### Bronfragment:
***

Je zou mogen verwachten dat een groep bejaarde bewoners van een verzorgingscentrum voor senioren niet direct de meest vooruitstrevende gemeente oplevert. Toch blijkt dat daar in de loop van de (niet eens zo lange) tijd allerlei vernieuwingen zijn doorgevoerd. Zo is de bijbelstudie (sabbatschool) verhuisd naar de vrijdagavond. Er brandde een kaars vooraan in de kerk en tot mijn vreugde zag ik ook de attributen voor het avondmaal op de tafel naast de kansel. Kleine vernieuwingen misschien, maar daarom niet minder belangrijk. Ze tonen aan dat er nagedacht wordt over hoe men het kerk-zijn wil beleven. Bovendien was er vanmorgen een vrouwelijke ouderling die mij begeleidde. Maar het belangrijkste is: er is een andere sfeer—een sfeer van veel meer openheid dan vroeger. En daardoor worden de diensten ook door een aantal niet-adventistische cliënten bezocht.

***

Vermeldingen ruimtelijke indeling
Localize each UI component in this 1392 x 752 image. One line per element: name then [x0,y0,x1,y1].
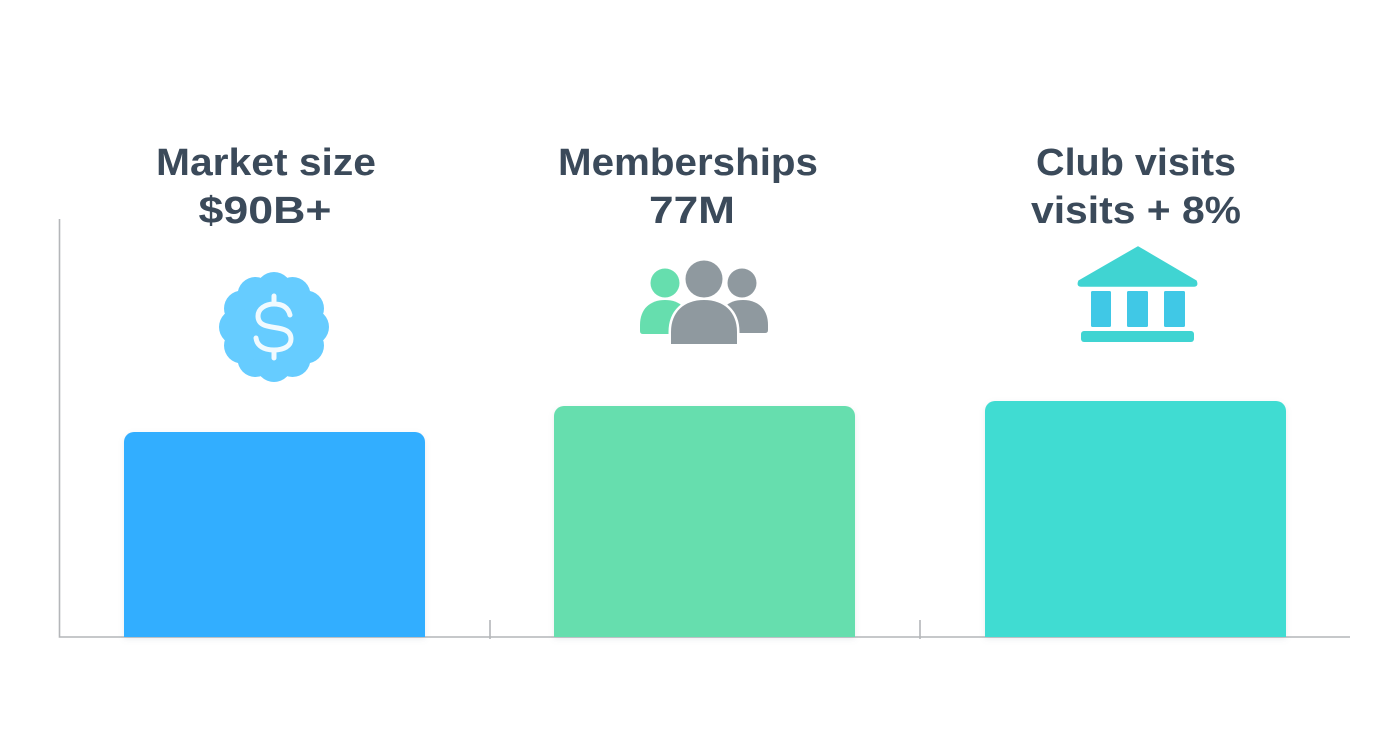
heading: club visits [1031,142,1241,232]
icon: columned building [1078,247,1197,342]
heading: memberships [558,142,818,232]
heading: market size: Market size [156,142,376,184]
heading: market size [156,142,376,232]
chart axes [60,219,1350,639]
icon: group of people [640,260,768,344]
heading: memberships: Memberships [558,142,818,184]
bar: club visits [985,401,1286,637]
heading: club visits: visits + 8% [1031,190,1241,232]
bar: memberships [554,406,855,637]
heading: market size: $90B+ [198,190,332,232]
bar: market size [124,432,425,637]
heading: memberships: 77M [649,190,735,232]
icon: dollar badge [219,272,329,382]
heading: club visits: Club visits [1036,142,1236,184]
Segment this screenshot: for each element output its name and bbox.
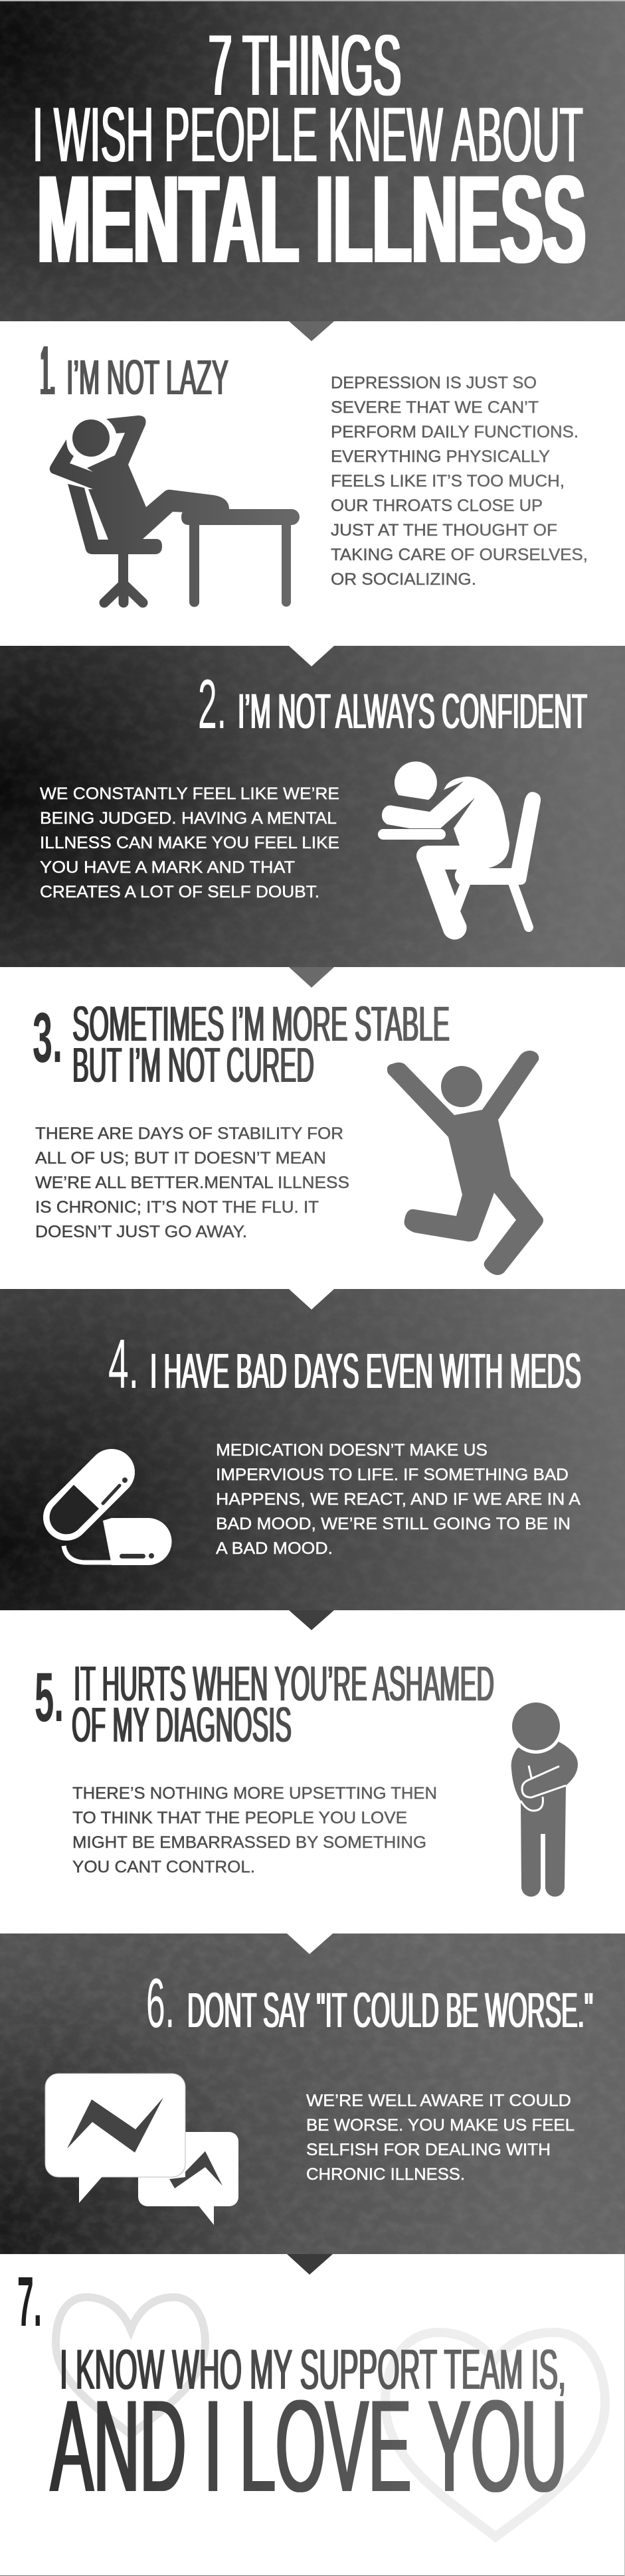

***

### Uit te voeren taken:
A. Bewerk de tekst over de kerkgemeente in het verzorgingscentrum: geef het stuk dat begint met "Je zou mogen" en doorloopt tot en met "niet-adventistische cliënten bezocht." opnieuw, met "kaars" vervangen door "lamp".
B. Zet alle regels van de records om in een JSON-lijst van strings, met één string per regel en zonder lege regels. Laat de afbeeldingen weg uit het antwoord.

### Oplossingen:
A.
Je zou mogen verwachten dat een groep bejaarde bewoners van een verzorgingscentrum voor senioren niet direct de meest vooruitstrevende gemeente oplevert. Toch blijkt dat daar in de loop van de (niet eens zo lange) tijd allerlei vernieuwingen zijn doorgevoerd. Zo is de bijbelstudie (sabbatschool) verhuisd naar de vrijdagavond. Er brandde een lamp vooraan in de kerk en tot mijn vreugde zag ik ook de attributen voor het avondmaal op de tafel naast de kansel. Kleine vernieuwingen misschien, maar daarom niet minder belangrijk. Ze tonen aan dat er nagedacht wordt over hoe men het kerk-zijn wil beleven. Bovendien was er vanmorgen een vrouwelijke ouderling die mij begeleidde. Maar het belangrijkste is: er is een andere sfeer—een sfeer van veel meer openheid dan vroeger. En daardoor worden de diensten ook door een aantal niet-adventistische cliënten bezocht.

B.
[
  "Localize each UI component in this 1392 x 752 image. One line per element: name then [x0,y0,x1,y1].",
  "heading: club visits [1031,142,1241,232]",
  "icon: columned building [1078,247,1197,342]",
  "heading: memberships [558,142,818,232]",
  "heading: market size: Market size [156,142,376,184]",
  "heading: market size [156,142,376,232]",
  "chart axes [60,219,1350,639]",
  "icon: group of people [640,260,768,344]",
  "heading: memberships: Memberships [558,142,818,184]",
  "bar: club visits [985,401,1286,637]",
  "heading: club visits: visits + 8% [1031,190,1241,232]",
  "bar: memberships [554,406,855,637]",
  "heading: market size: $90B+ [198,190,332,232]",
  "bar: market size [124,432,425,637]",
  "heading: memberships: 77M [649,190,735,232]",
  "icon: dollar badge [219,272,329,382]",
  "heading: club visits: Club visits [1036,142,1236,184]",
  "Segment this screenshot: for each element output its name and bbox."
]